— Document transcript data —
== Segment start ==
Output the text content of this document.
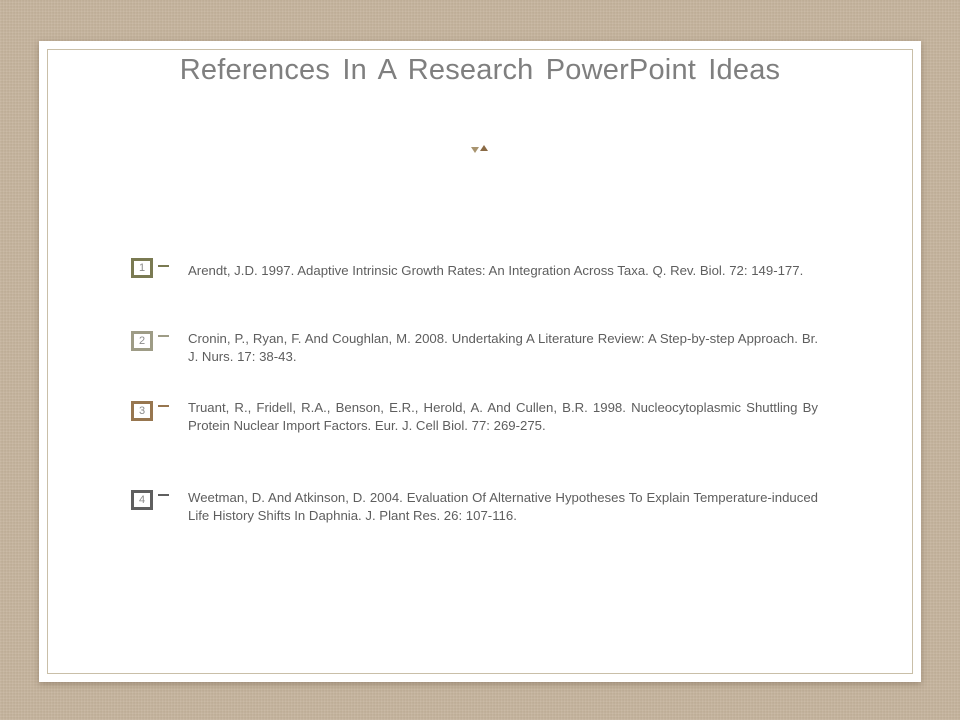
References In A Research PowerPoint Ideas
1	Arendt, J.D. 1997. Adaptive Intrinsic Growth Rates: An Integration Across Taxa. Q. Rev. Biol. 72: 149-177.
2	Cronin, P., Ryan, F. And Coughlan, M. 2008. Undertaking A Literature Review: A Step-by-step Approach. Br. J. Nurs. 17: 38-43.
3	Truant, R., Fridell, R.A., Benson, E.R., Herold, A. And Cullen, B.R. 1998. Nucleocytoplasmic Shuttling By Protein Nuclear Import Factors. Eur. J. Cell Biol. 77: 269-275.
4	Weetman, D. And Atkinson, D. 2004. Evaluation Of Alternative Hypotheses To Explain Temperature-induced Life History Shifts In Daphnia. J. Plant Res. 26: 107-116.
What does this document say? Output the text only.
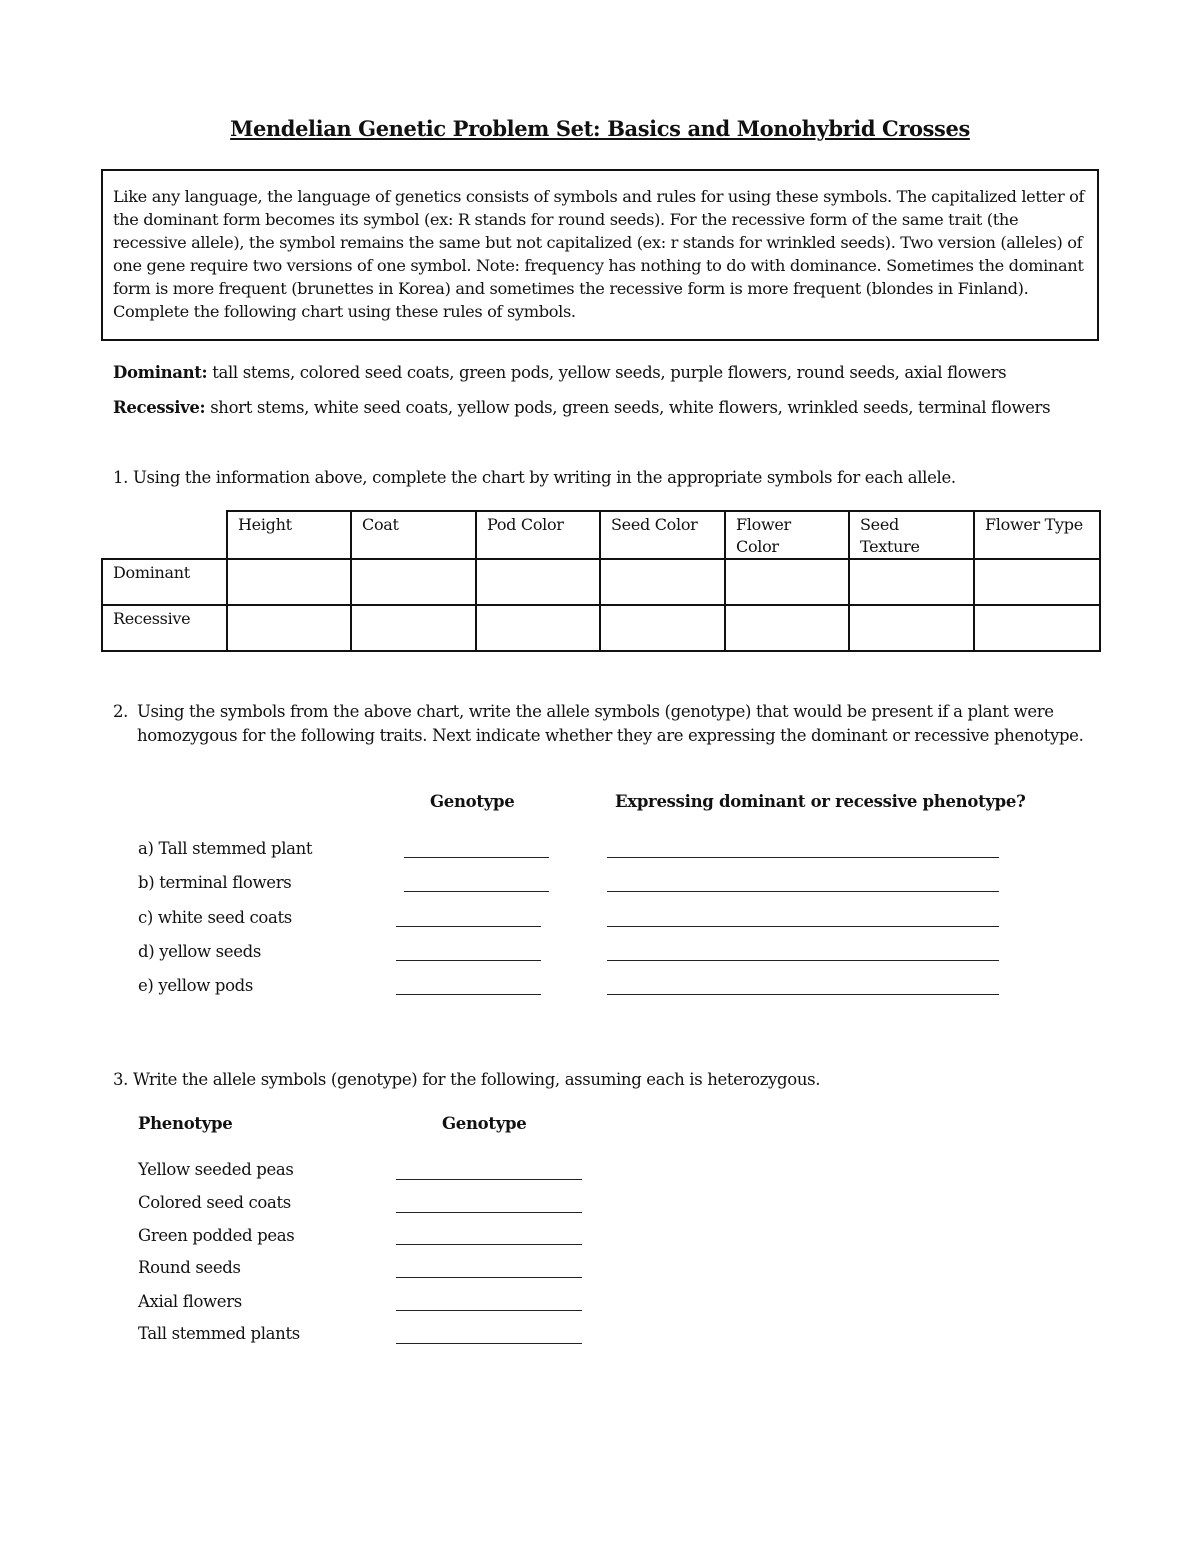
Mendelian Genetic Problem Set: Basics and Monohybrid Crosses
Like any language, the language of genetics consists of symbols and rules for using these symbols. The capitalized letter of the dominant form becomes its symbol (ex: R stands for round seeds). For the recessive form of the same trait (the recessive allele), the symbol remains the same but not capitalized (ex: r stands for wrinkled seeds). Two version (alleles) of one gene require two versions of one symbol. Note: frequency has nothing to do with dominance. Sometimes the dominant form is more frequent (brunettes in Korea) and sometimes the recessive form is more frequent (blondes in Finland). Complete the following chart using these rules of symbols.
Dominant: tall stems, colored seed coats, green pods, yellow seeds, purple flowers, round seeds, axial flowers
Recessive: short stems, white seed coats, yellow pods, green seeds, white flowers, wrinkled seeds, terminal flowers
1. Using the information above, complete the chart by writing in the appropriate symbols for each allele.
	Height	Coat	Pod Color	Seed Color	Flower Color	Seed Texture	Flower Type
Dominant							
Recessive							
2. Using the symbols from the above chart, write the allele symbols (genotype) that would be present if a plant were homozygous for the following traits. Next indicate whether they are expressing the dominant or recessive phenotype.
Genotype	Expressing dominant or recessive phenotype?
a) Tall stemmed plant
b) terminal flowers
c) white seed coats
d) yellow seeds
e) yellow pods
3. Write the allele symbols (genotype) for the following, assuming each is heterozygous.
Phenotype	Genotype
Yellow seeded peas
Colored seed coats
Green podded peas
Round seeds
Axial flowers
Tall stemmed plants
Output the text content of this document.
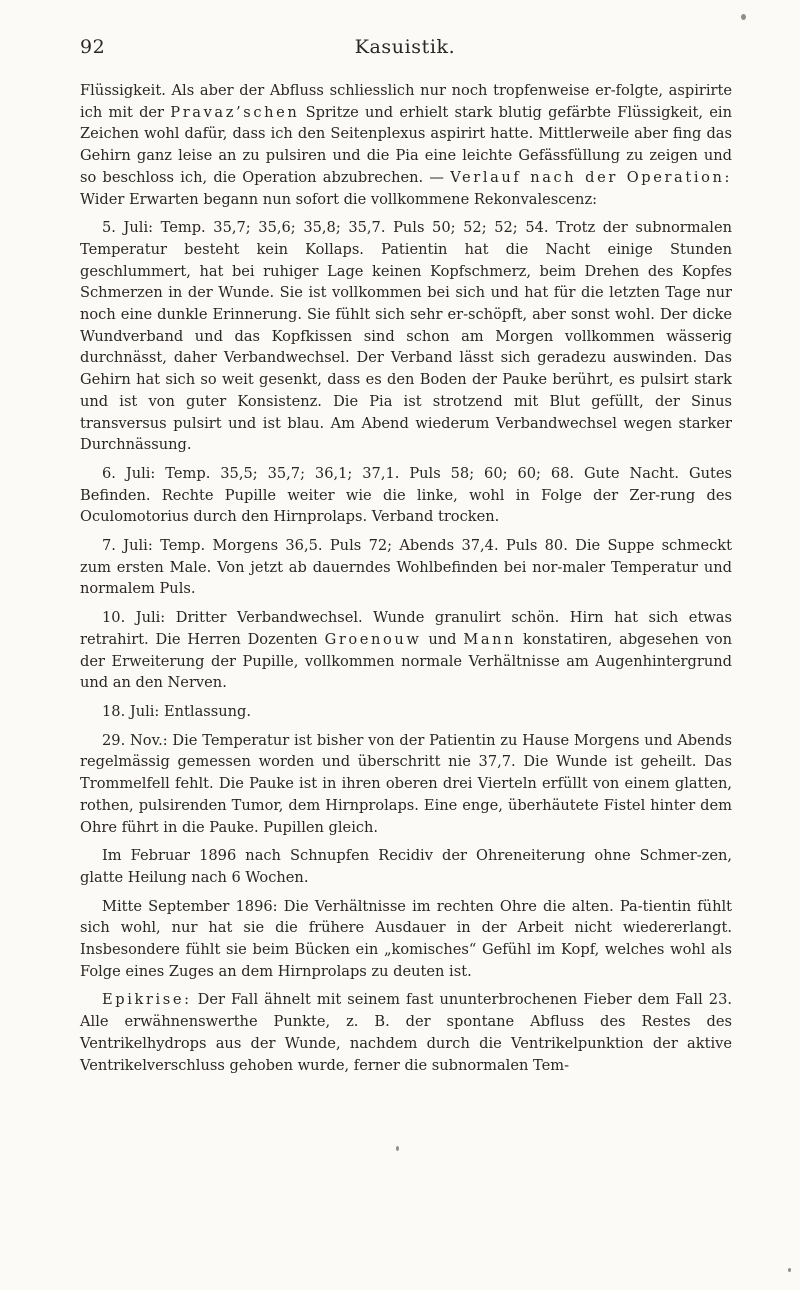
92	Kasuistik.

Flüssigkeit. Als aber der Abfluss schliesslich nur noch tropfenweise er-folgte, aspirirte ich mit der Pravaz’schen Spritze und erhielt stark blutig gefärbte Flüssigkeit, ein Zeichen wohl dafür, dass ich den Seitenplexus aspirirt hatte. Mittlerweile aber fing das Gehirn ganz leise an zu pulsiren und die Pia eine leichte Gefässfüllung zu zeigen und so beschloss ich, die Operation abzubrechen. — Verlauf nach der Operation: Wider Erwarten begann nun sofort die vollkommene Rekonvalescenz:

5. Juli: Temp. 35,7; 35,6; 35,8; 35,7. Puls 50; 52; 52; 54. Trotz der subnormalen Temperatur besteht kein Kollaps. Patientin hat die Nacht einige Stunden geschlummert, hat bei ruhiger Lage keinen Kopfschmerz, beim Drehen des Kopfes Schmerzen in der Wunde. Sie ist vollkommen bei sich und hat für die letzten Tage nur noch eine dunkle Erinnerung. Sie fühlt sich sehr er-schöpft, aber sonst wohl. Der dicke Wundverband und das Kopfkissen sind schon am Morgen vollkommen wässerig durchnässt, daher Verbandwechsel. Der Verband lässt sich geradezu auswinden. Das Gehirn hat sich so weit gesenkt, dass es den Boden der Pauke berührt, es pulsirt stark und ist von guter Konsistenz. Die Pia ist strotzend mit Blut gefüllt, der Sinus transversus pulsirt und ist blau. Am Abend wiederum Verbandwechsel wegen starker Durchnässung.

6. Juli: Temp. 35,5; 35,7; 36,1; 37,1. Puls 58; 60; 60; 68. Gute Nacht. Gutes Befinden. Rechte Pupille weiter wie die linke, wohl in Folge der Zer-rung des Oculomotorius durch den Hirnprolaps. Verband trocken.

7. Juli: Temp. Morgens 36,5. Puls 72; Abends 37,4. Puls 80. Die Suppe schmeckt zum ersten Male. Von jetzt ab dauerndes Wohlbefinden bei nor-maler Temperatur und normalem Puls.

10. Juli: Dritter Verbandwechsel. Wunde granulirt schön. Hirn hat sich etwas retrahirt. Die Herren Dozenten Groenouw und Mann konstatiren, abgesehen von der Erweiterung der Pupille, vollkommen normale Verhältnisse am Augenhintergrund und an den Nerven.

18. Juli: Entlassung.

29. Nov.: Die Temperatur ist bisher von der Patientin zu Hause Morgens und Abends regelmässig gemessen worden und überschritt nie 37,7. Die Wunde ist geheilt. Das Trommelfell fehlt. Die Pauke ist in ihren oberen drei Vierteln erfüllt von einem glatten, rothen, pulsirenden Tumor, dem Hirnprolaps. Eine enge, überhäutete Fistel hinter dem Ohre führt in die Pauke. Pupillen gleich.

Im Februar 1896 nach Schnupfen Recidiv der Ohreneiterung ohne Schmer-zen, glatte Heilung nach 6 Wochen.

Mitte September 1896: Die Verhältnisse im rechten Ohre die alten. Pa-tientin fühlt sich wohl, nur hat sie die frühere Ausdauer in der Arbeit nicht wiedererlangt. Insbesondere fühlt sie beim Bücken ein „komisches“ Gefühl im Kopf, welches wohl als Folge eines Zuges an dem Hirnprolaps zu deuten ist.

Epikrise: Der Fall ähnelt mit seinem fast ununterbrochenen Fieber dem Fall 23. Alle erwähnenswerthe Punkte, z. B. der spontane Abfluss des Restes des Ventrikelhydrops aus der Wunde, nachdem durch die Ventrikelpunktion der aktive Ventrikelverschluss gehoben wurde, ferner die subnormalen Tem-
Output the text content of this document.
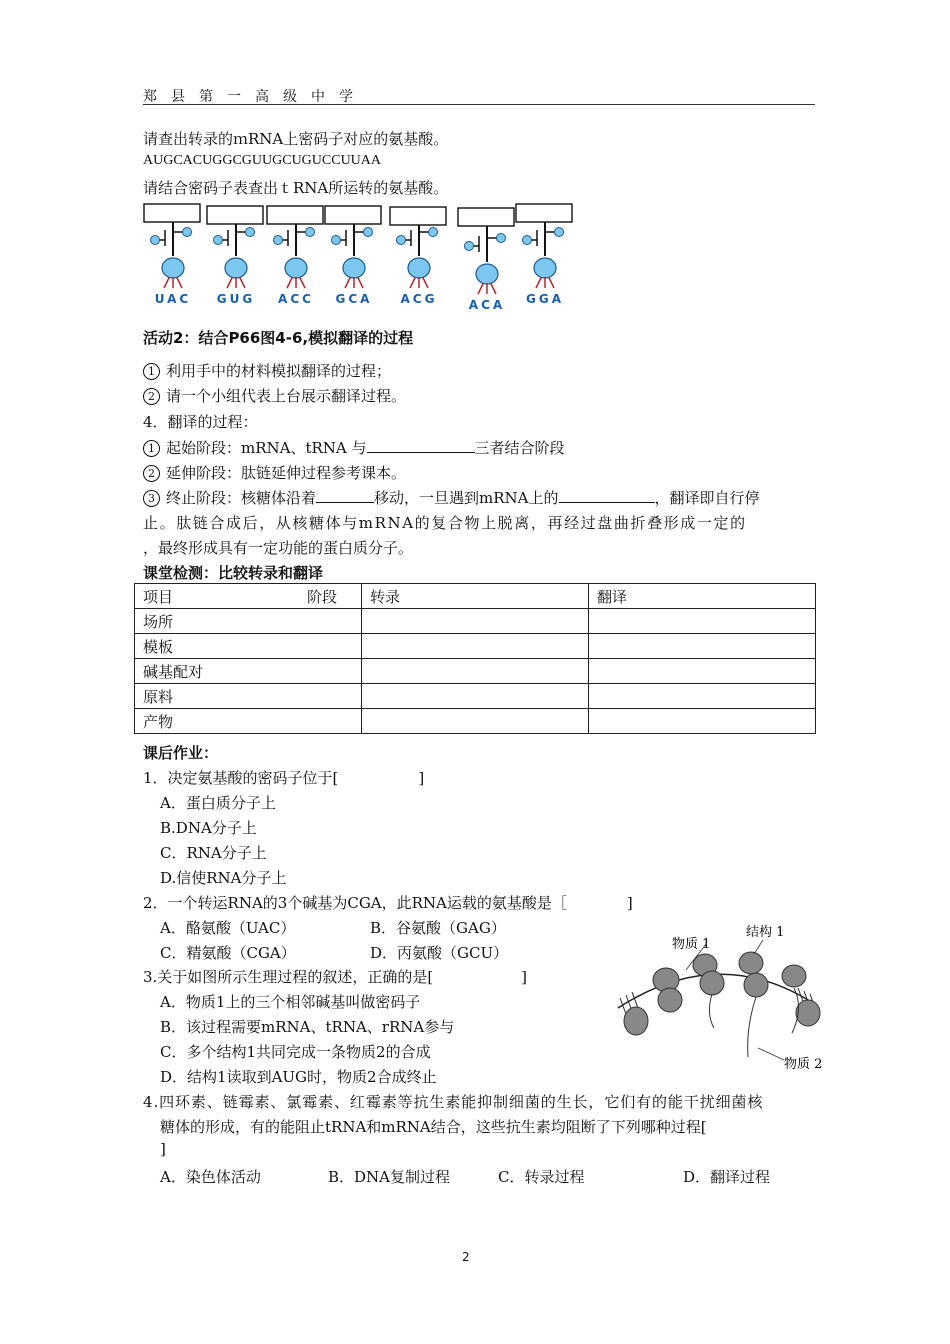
郑县第一高级中学
请查出转录的ｍRNA上密码子对应的氨基酸。
AUGCACUGGCGUUGCUGUCCUUAA
请结合密码子表查出ｔRNA所运转的氨基酸。
UAC GUG ACC GCA ACG	ACA GGA
活动2：结合P66图4-6,模拟翻译的过程
1 利用手中的材料模拟翻译的过程；
2 请一个小组代表上台展示翻译过程。
4．翻译的过程：
1 起始阶段：mRNA、tRNA 与	三者结合阶段
2 延伸阶段：肽链延伸过程参考课本。
3 终止阶段：核糖体沿着	移动，一旦遇到mRNA上的	，翻译即自行停
止。肽链合成后，从核糖体与mRNA的复合物上脱离，再经过盘曲折叠形成一定的
，最终形成具有一定功能的蛋白质分子。
课堂检测：比较转录和翻译
项目 阶段	转录	翻译
场所		
模板		
碱基配对		
原料		
产物		
课后作业：
1．决定氨基酸的密码子位于[	]
A．蛋白质分子上
B.DNA分子上
C．RNA分子上
D.信使RNA分子上
2．一个转运RNA的3个碱基为CGA，此RNA运载的氨基酸是［	]
A．酪氨酸（UAC）	B．谷氨酸（GAG）
C．精氨酸（CGA）	D．丙氨酸（GCU）
3.关于如图所示生理过程的叙述，正确的是[	]
A．物质1上的三个相邻碱基叫做密码子
B．该过程需要mRNA、tRNA、rRNA参与
C．多个结构1共同完成一条物质2的合成
D．结构1读取到AUG时，物质2合成终止
物质 1
结构 1
物质 2
4.四环素、链霉素、氯霉素、红霉素等抗生素能抑制细菌的生长，它们有的能干扰细菌核
糖体的形成，有的能阻止tRNA和mRNA结合，这些抗生素均阻断了下列哪种过程[
]
A．染色体活动	B．DNA复制过程	C．转录过程	D．翻译过程
2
== Segment end ==
— Assignment —
Filter the entries down to the lines with the word "allele" in them, and copy those lines.

— Answer box —
Like any language, the language of genetics consists of symbols and rules for using these symbols. The capitalized letter of the dominant form becomes its symbol (ex: R stands for round seeds). For the recessive form of the same trait (the recessive allele), the symbol remains the same but not capitalized (ex: r stands for wrinkled seeds). Two version (alleles) of one gene require two versions of one symbol. Note: frequency has nothing to do with dominance. Sometimes the dominant form is more frequent (brunettes in Korea) and sometimes the recessive form is more frequent (blondes in Finland). Complete the following chart using these rules of symbols.
1. Using the information above, complete the chart by writing in the appropriate symbols for each allele.
2. Using the symbols from the above chart, write the allele symbols (genotype) that would be present if a plant were homozygous for the following traits. Next indicate whether they are expressing the dominant or recessive phenotype.
3. Write the allele symbols (genotype) for the following, assuming each is heterozygous.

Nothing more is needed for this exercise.